**Given task**: Report the number of lines in these entries that contain "CALIFICACIÓN". Write only the number.

+++ Data supplied

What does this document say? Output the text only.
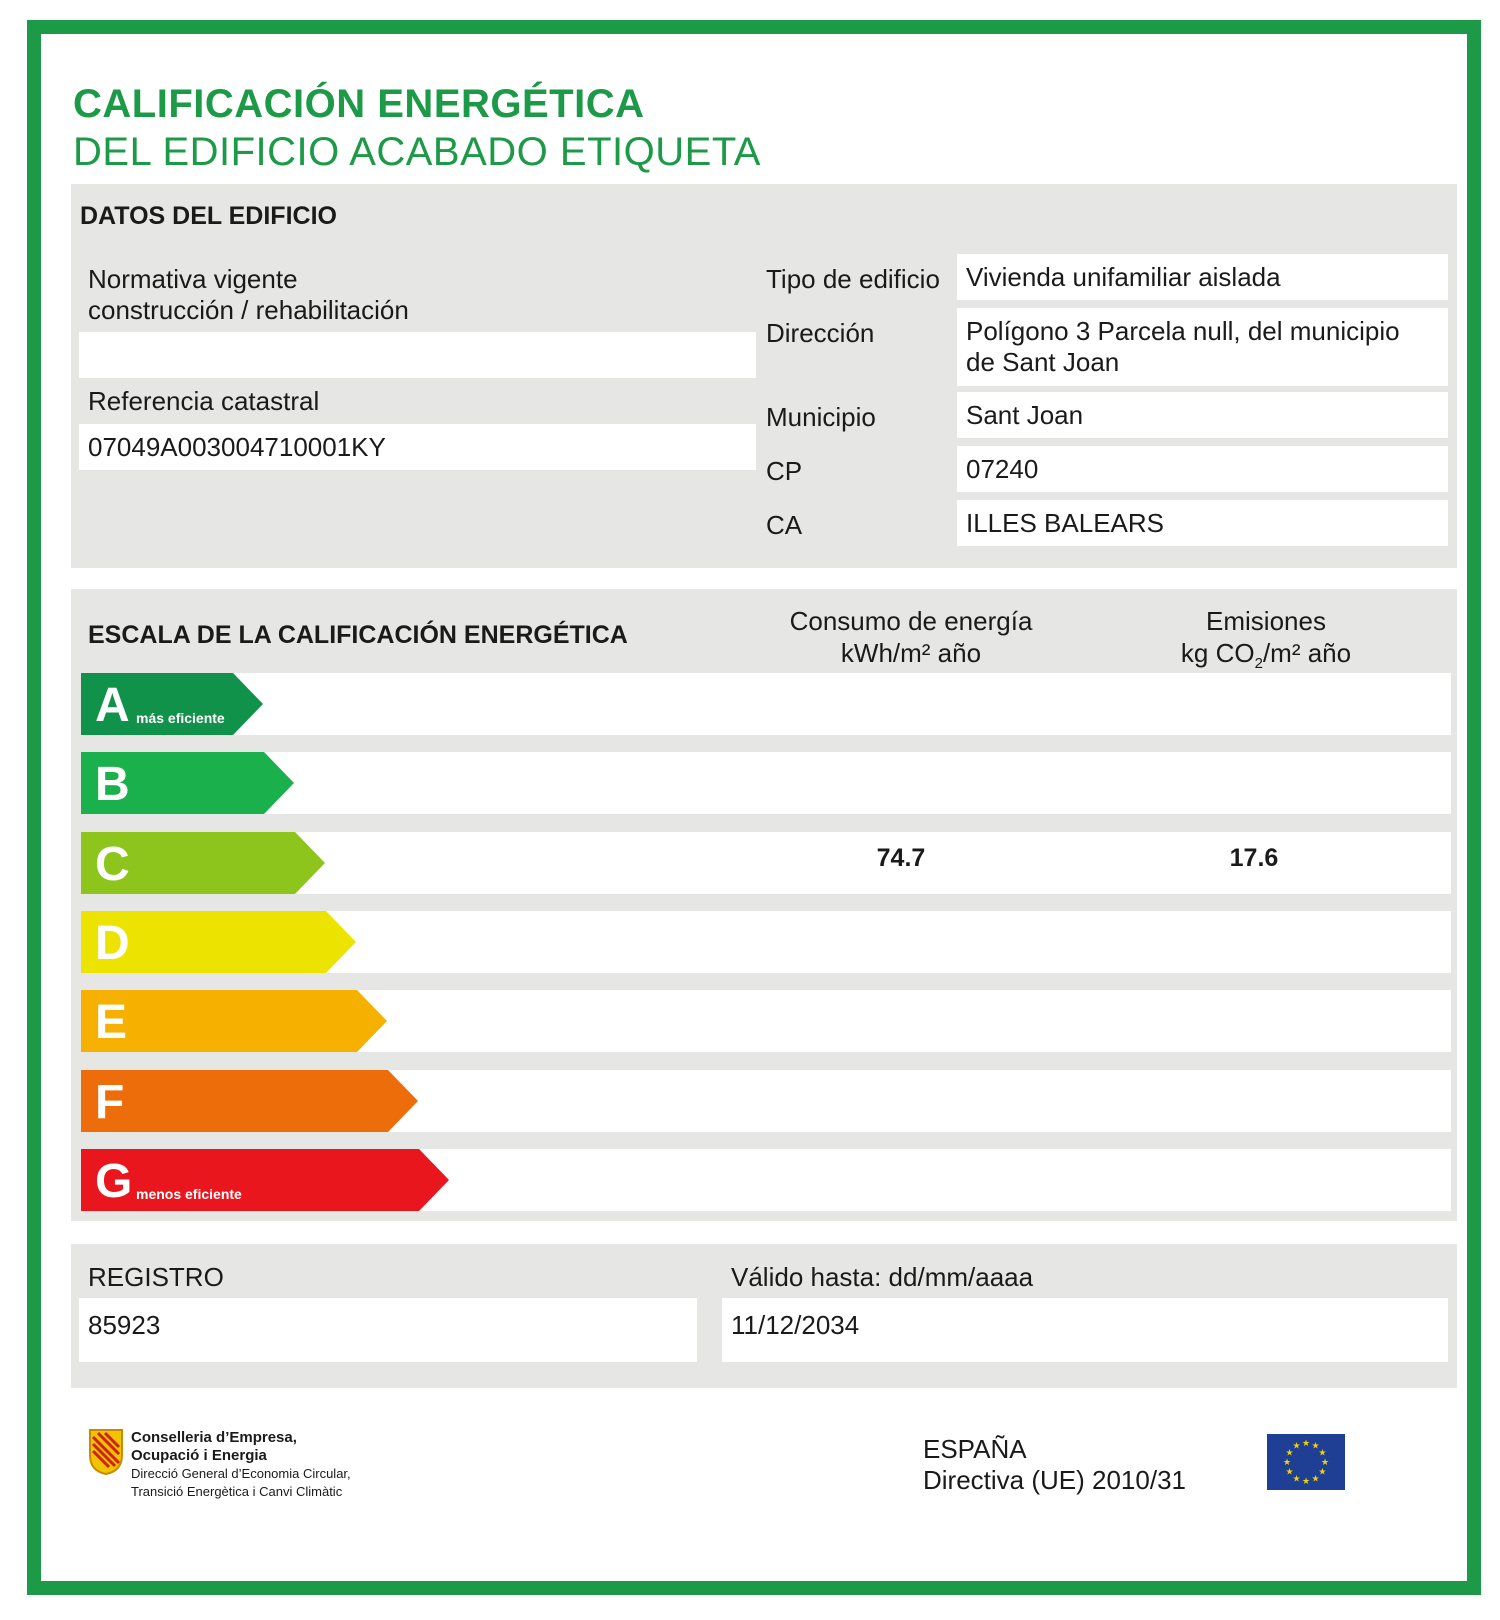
CALIFICACIÓN ENERGÉTICA
DEL EDIFICIO ACABADO ETIQUETA
DATOS DEL EDIFICIO
Normativa vigente
construcción / rehabilitación
Referencia catastral
07049A003004710001KY
Tipo de edificio Vivienda unifamiliar aislada
Dirección	Polígono 3 Parcela null, del municipio
de Sant Joan
Municipio	Sant Joan
CP	07240
CA	ILLES BALEARS
ESCALA DE LA CALIFICACIÓN ENERGÉTICA	Consumo de energía
kWh/m² año
Emisiones
kg $CO_2/m^2$ año
A más eficiente
B
C	74.7	17.6
D
E
F
G menos eficiente
REGISTRO
85923
Válido hasta: dd/mm/aaaa
11/12/2034
Conselleria d’Empresa,
Ocupació i Energia
Direcció General d’Economia Circular,
Transició Energètica i Canvi Climàtic
ESPAÑA
Directiva (UE) 2010/31
★ ★
★
★
★
★
★
★
★
★
★
★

++++++

**Response to the exercise**: 2